# start of Listed entries

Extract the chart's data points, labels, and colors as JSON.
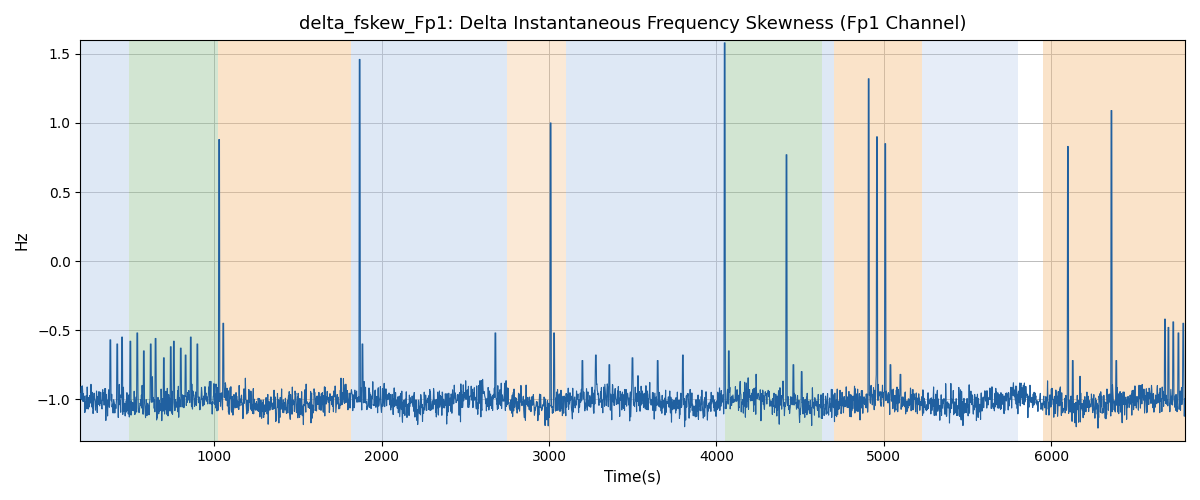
{
  "title": "delta_fskew_Fp1: Delta Instantaneous Frequency Skewness (Fp1 Channel)",
  "xlabel": "Time(s)",
  "ylabel": "Hz",
  "xlim": [
    200,
    6800
  ],
  "ylim": [
    -1.3,
    1.6
  ],
  "line_color": "#2060a0",
  "line_width": 0.8,
  "background_color": "#ffffff",
  "grid_color": "#bbbbbb",
  "title_fontsize": 13,
  "label_fontsize": 11,
  "tick_fontsize": 10,
  "bg_regions": [
    {
      "start": 200,
      "end": 490,
      "color": "#aec6e8",
      "alpha": 0.4
    },
    {
      "start": 490,
      "end": 1020,
      "color": "#90c090",
      "alpha": 0.4
    },
    {
      "start": 1020,
      "end": 1820,
      "color": "#f4b97a",
      "alpha": 0.4
    },
    {
      "start": 1820,
      "end": 2750,
      "color": "#aec6e8",
      "alpha": 0.4
    },
    {
      "start": 2750,
      "end": 3100,
      "color": "#f4b97a",
      "alpha": 0.3
    },
    {
      "start": 3100,
      "end": 4050,
      "color": "#aec6e8",
      "alpha": 0.4
    },
    {
      "start": 4050,
      "end": 4630,
      "color": "#90c090",
      "alpha": 0.4
    },
    {
      "start": 4630,
      "end": 4700,
      "color": "#aec6e8",
      "alpha": 0.4
    },
    {
      "start": 4700,
      "end": 5230,
      "color": "#f4b97a",
      "alpha": 0.4
    },
    {
      "start": 5230,
      "end": 5800,
      "color": "#aec6e8",
      "alpha": 0.3
    },
    {
      "start": 5800,
      "end": 5950,
      "color": "#ffffff",
      "alpha": 0.0
    },
    {
      "start": 5950,
      "end": 6800,
      "color": "#f4b97a",
      "alpha": 0.4
    }
  ],
  "seed": 42,
  "n_points": 3200,
  "t_start": 200,
  "t_end": 6800,
  "base_level": -1.02,
  "noise_amp": 0.055
}
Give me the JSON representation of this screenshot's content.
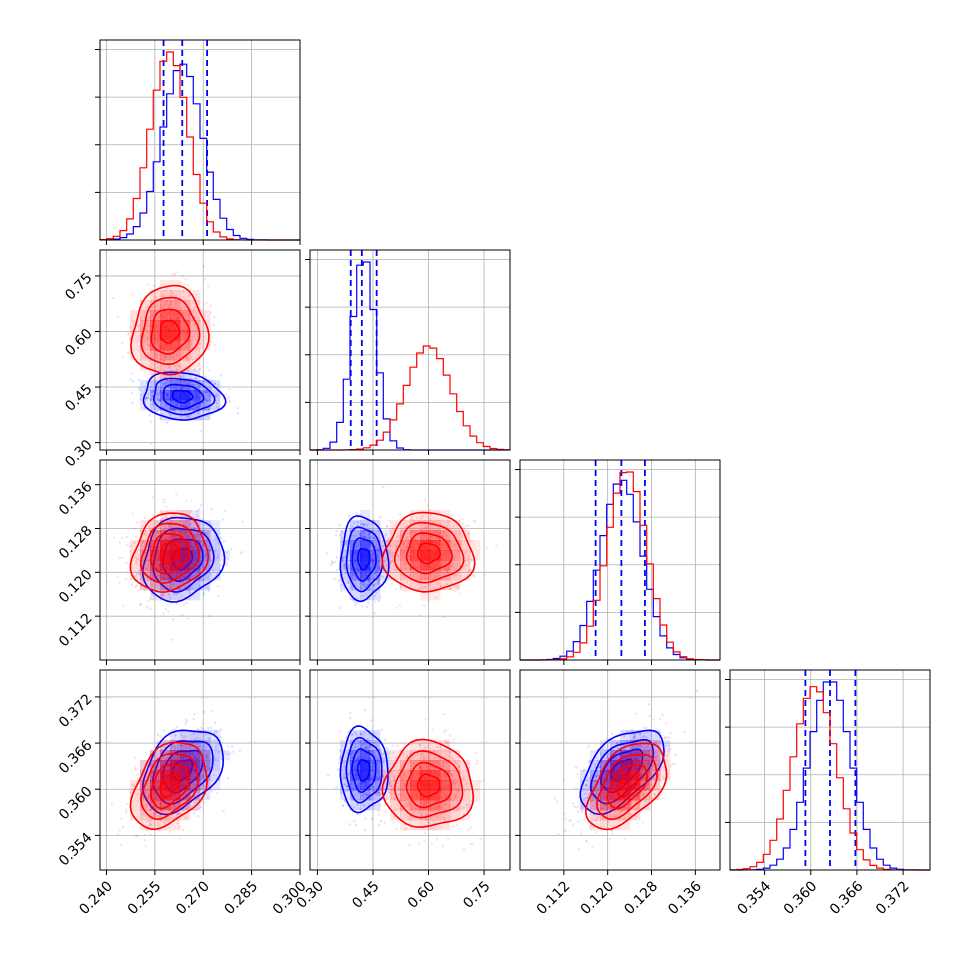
{
  "chart_data": {
    "type": "corner",
    "params": [
      {
        "range": [
          0.238,
          0.3
        ],
        "ticks": [
          "0.240",
          "0.255",
          "0.270",
          "0.285",
          "0.300"
        ]
      },
      {
        "range": [
          0.28,
          0.82
        ],
        "ticks": [
          "0.30",
          "0.45",
          "0.60",
          "0.75"
        ]
      },
      {
        "range": [
          0.104,
          0.1405
        ],
        "ticks": [
          "0.112",
          "0.120",
          "0.128",
          "0.136"
        ]
      },
      {
        "range": [
          0.3495,
          0.3755
        ],
        "ticks": [
          "0.354",
          "0.360",
          "0.366",
          "0.372"
        ]
      }
    ],
    "series": [
      {
        "color": "#0000ff",
        "quantile_color": "#0000ff",
        "mean": [
          0.2635,
          0.425,
          0.1225,
          0.3625
        ],
        "sd": [
          0.0062,
          0.032,
          0.0038,
          0.0027
        ],
        "quantiles": [
          [
            0.2577,
            0.2635,
            0.2712
          ],
          [
            0.39,
            0.42,
            0.46
          ],
          [
            0.1178,
            0.1225,
            0.1268
          ],
          [
            0.3593,
            0.3625,
            0.3658
          ]
        ],
        "corr": {
          "1-0": -0.1,
          "2-0": 0.15,
          "2-1": 0.0,
          "3-0": 0.35,
          "3-1": 0.0,
          "3-2": 0.55
        }
      },
      {
        "color": "#ff0000",
        "quantile_color": null,
        "mean": [
          0.2595,
          0.6,
          0.1235,
          0.3605
        ],
        "sd": [
          0.0058,
          0.06,
          0.0036,
          0.0028
        ],
        "quantiles": null,
        "corr": {
          "1-0": 0.05,
          "2-0": 0.15,
          "2-1": 0.0,
          "3-0": 0.35,
          "3-1": 0.0,
          "3-2": 0.5
        }
      }
    ]
  }
}
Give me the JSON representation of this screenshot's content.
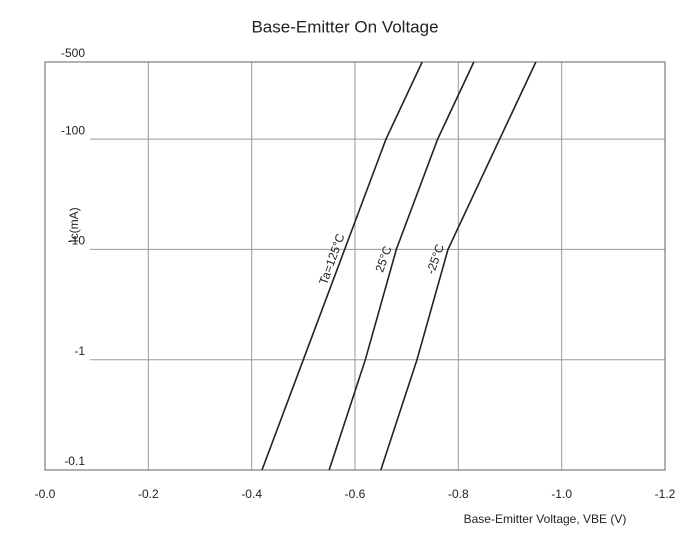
{
  "chart_data": {
    "type": "line",
    "title": "Base-Emitter On Voltage",
    "x_label": "Base-Emitter Voltage, VBE (V)",
    "y_label": "Ic(mA)",
    "xlim": [
      0,
      -1.2
    ],
    "xticks": [
      {
        "value": 0,
        "label": "-0.0"
      },
      -0.2,
      -0.4,
      -0.6,
      -0.8,
      {
        "value": -1,
        "label": "-1.0"
      },
      -1.2
    ],
    "ylim": [
      -0.1,
      -500
    ],
    "yticks": [
      -500,
      -100,
      -10,
      -1,
      -0.1
    ],
    "log_y": true,
    "grid": true,
    "series": [
      {
        "name": "Ta=125°C",
        "color": "#222222",
        "x": [
          -0.42,
          -0.5,
          -0.58,
          -0.66,
          -0.73
        ],
        "values": [
          -0.1,
          -1,
          -10,
          -100,
          -500
        ]
      },
      {
        "name": "25°C",
        "color": "#222222",
        "x": [
          -0.55,
          -0.62,
          -0.68,
          -0.76,
          -0.83
        ],
        "values": [
          -0.1,
          -1,
          -10,
          -100,
          -500
        ]
      },
      {
        "name": "-25°C",
        "color": "#222222",
        "x": [
          -0.65,
          -0.72,
          -0.78,
          -0.88,
          -0.95
        ],
        "values": [
          -0.1,
          -1,
          -10,
          -100,
          -500
        ]
      }
    ]
  }
}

# end of Listed entries

_Exercise_
Every entry above is to be set down exactly; the pictures are to be left out.

_Correct result_
Extract the chart's data points, labels, and colors as JSON.
{
  "title": "delta_fskew_Fp1: Delta Instantaneous Frequency Skewness (Fp1 Channel)",
  "xlabel": "Time(s)",
  "ylabel": "Hz",
  "xlim": [
    200,
    6800
  ],
  "ylim": [
    -1.3,
    1.6
  ],
  "line_color": "#2060a0",
  "line_width": 0.8,
  "background_color": "#ffffff",
  "grid_color": "#bbbbbb",
  "title_fontsize": 13,
  "label_fontsize": 11,
  "tick_fontsize": 10,
  "bg_regions": [
    {
      "start": 200,
      "end": 490,
      "color": "#aec6e8",
      "alpha": 0.4
    },
    {
      "start": 490,
      "end": 1020,
      "color": "#90c090",
      "alpha": 0.4
    },
    {
      "start": 1020,
      "end": 1820,
      "color": "#f4b97a",
      "alpha": 0.4
    },
    {
      "start": 1820,
      "end": 2750,
      "color": "#aec6e8",
      "alpha": 0.4
    },
    {
      "start": 2750,
      "end": 3100,
      "color": "#f4b97a",
      "alpha": 0.3
    },
    {
      "start": 3100,
      "end": 4050,
      "color": "#aec6e8",
      "alpha": 0.4
    },
    {
      "start": 4050,
      "end": 4630,
      "color": "#90c090",
      "alpha": 0.4
    },
    {
      "start": 4630,
      "end": 4700,
      "color": "#aec6e8",
      "alpha": 0.4
    },
    {
      "start": 4700,
      "end": 5230,
      "color": "#f4b97a",
      "alpha": 0.4
    },
    {
      "start": 5230,
      "end": 5800,
      "color": "#aec6e8",
      "alpha": 0.3
    },
    {
      "start": 5800,
      "end": 5950,
      "color": "#ffffff",
      "alpha": 0.0
    },
    {
      "start": 5950,
      "end": 6800,
      "color": "#f4b97a",
      "alpha": 0.4
    }
  ],
  "seed": 42,
  "n_points": 3200,
  "t_start": 200,
  "t_end": 6800,
  "base_level": -1.02,
  "noise_amp": 0.055
}
Give me the JSON representation of this screenshot's content.
{
  "chart_data": {
    "type": "corner",
    "params": [
      {
        "range": [
          0.238,
          0.3
        ],
        "ticks": [
          "0.240",
          "0.255",
          "0.270",
          "0.285",
          "0.300"
        ]
      },
      {
        "range": [
          0.28,
          0.82
        ],
        "ticks": [
          "0.30",
          "0.45",
          "0.60",
          "0.75"
        ]
      },
      {
        "range": [
          0.104,
          0.1405
        ],
        "ticks": [
          "0.112",
          "0.120",
          "0.128",
          "0.136"
        ]
      },
      {
        "range": [
          0.3495,
          0.3755
        ],
        "ticks": [
          "0.354",
          "0.360",
          "0.366",
          "0.372"
        ]
      }
    ],
    "series": [
      {
        "color": "#0000ff",
        "quantile_color": "#0000ff",
        "mean": [
          0.2635,
          0.425,
          0.1225,
          0.3625
        ],
        "sd": [
          0.0062,
          0.032,
          0.0038,
          0.0027
        ],
        "quantiles": [
          [
            0.2577,
            0.2635,
            0.2712
          ],
          [
            0.39,
            0.42,
            0.46
          ],
          [
            0.1178,
            0.1225,
            0.1268
          ],
          [
            0.3593,
            0.3625,
            0.3658
          ]
        ],
        "corr": {
          "1-0": -0.1,
          "2-0": 0.15,
          "2-1": 0.0,
          "3-0": 0.35,
          "3-1": 0.0,
          "3-2": 0.55
        }
      },
      {
        "color": "#ff0000",
        "quantile_color": null,
        "mean": [
          0.2595,
          0.6,
          0.1235,
          0.3605
        ],
        "sd": [
          0.0058,
          0.06,
          0.0036,
          0.0028
        ],
        "quantiles": null,
        "corr": {
          "1-0": 0.05,
          "2-0": 0.15,
          "2-1": 0.0,
          "3-0": 0.35,
          "3-1": 0.0,
          "3-2": 0.5
        }
      }
    ]
  }
}
Give me the JSON representation of this screenshot's content.
{
  "chart_data": {
    "type": "line",
    "title": "Base-Emitter On Voltage",
    "x_label": "Base-Emitter Voltage, VBE (V)",
    "y_label": "Ic(mA)",
    "xlim": [
      0,
      -1.2
    ],
    "xticks": [
      {
        "value": 0,
        "label": "-0.0"
      },
      -0.2,
      -0.4,
      -0.6,
      -0.8,
      {
        "value": -1,
        "label": "-1.0"
      },
      -1.2
    ],
    "ylim": [
      -0.1,
      -500
    ],
    "yticks": [
      -500,
      -100,
      -10,
      -1,
      -0.1
    ],
    "log_y": true,
    "grid": true,
    "series": [
      {
        "name": "Ta=125°C",
        "color": "#222222",
        "x": [
          -0.42,
          -0.5,
          -0.58,
          -0.66,
          -0.73
        ],
        "values": [
          -0.1,
          -1,
          -10,
          -100,
          -500
        ]
      },
      {
        "name": "25°C",
        "color": "#222222",
        "x": [
          -0.55,
          -0.62,
          -0.68,
          -0.76,
          -0.83
        ],
        "values": [
          -0.1,
          -1,
          -10,
          -100,
          -500
        ]
      },
      {
        "name": "-25°C",
        "color": "#222222",
        "x": [
          -0.65,
          -0.72,
          -0.78,
          -0.88,
          -0.95
        ],
        "values": [
          -0.1,
          -1,
          -10,
          -100,
          -500
        ]
      }
    ]
  }
}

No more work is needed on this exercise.